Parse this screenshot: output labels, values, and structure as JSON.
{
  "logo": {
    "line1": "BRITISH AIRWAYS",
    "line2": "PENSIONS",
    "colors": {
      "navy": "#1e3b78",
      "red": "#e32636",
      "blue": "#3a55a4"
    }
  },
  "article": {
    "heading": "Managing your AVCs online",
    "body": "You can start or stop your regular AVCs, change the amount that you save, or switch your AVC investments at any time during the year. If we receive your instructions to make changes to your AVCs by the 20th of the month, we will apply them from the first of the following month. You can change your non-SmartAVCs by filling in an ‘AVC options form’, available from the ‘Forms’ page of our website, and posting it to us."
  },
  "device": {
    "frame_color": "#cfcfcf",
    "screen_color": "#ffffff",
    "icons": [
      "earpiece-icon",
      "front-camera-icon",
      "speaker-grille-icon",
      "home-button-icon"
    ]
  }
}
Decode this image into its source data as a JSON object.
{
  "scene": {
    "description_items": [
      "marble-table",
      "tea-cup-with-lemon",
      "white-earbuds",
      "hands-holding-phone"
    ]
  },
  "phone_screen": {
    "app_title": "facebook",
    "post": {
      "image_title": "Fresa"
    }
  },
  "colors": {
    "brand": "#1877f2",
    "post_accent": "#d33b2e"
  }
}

—————

Repeat each entry word for word.

◆ Result:
Parse this screenshot: output labels, values, and structure as JSON.
{
  "logo": {
    "line1": "BRITISH AIRWAYS",
    "line2": "PENSIONS",
    "colors": {
      "navy": "#1e3b78",
      "red": "#e32636",
      "blue": "#3a55a4"
    }
  },
  "article": {
    "heading": "Managing your AVCs online",
    "body": "You can start or stop your regular AVCs, change the amount that you save, or switch your AVC investments at any time during the year. If we receive your instructions to make changes to your AVCs by the 20th of the month, we will apply them from the first of the following month. You can change your non-SmartAVCs by filling in an ‘AVC options form’, available from the ‘Forms’ page of our website, and posting it to us."
  },
  "device": {
    "frame_color": "#cfcfcf",
    "screen_color": "#ffffff",
    "icons": [
      "earpiece-icon",
      "front-camera-icon",
      "speaker-grille-icon",
      "home-button-icon"
    ]
  }
}
Decode this image into its source data as a JSON object.
{
  "scene": {
    "description_items": [
      "marble-table",
      "tea-cup-with-lemon",
      "white-earbuds",
      "hands-holding-phone"
    ]
  },
  "phone_screen": {
    "app_title": "facebook",
    "post": {
      "image_title": "Fresa"
    }
  },
  "colors": {
    "brand": "#1877f2",
    "post_accent": "#d33b2e"
  }
}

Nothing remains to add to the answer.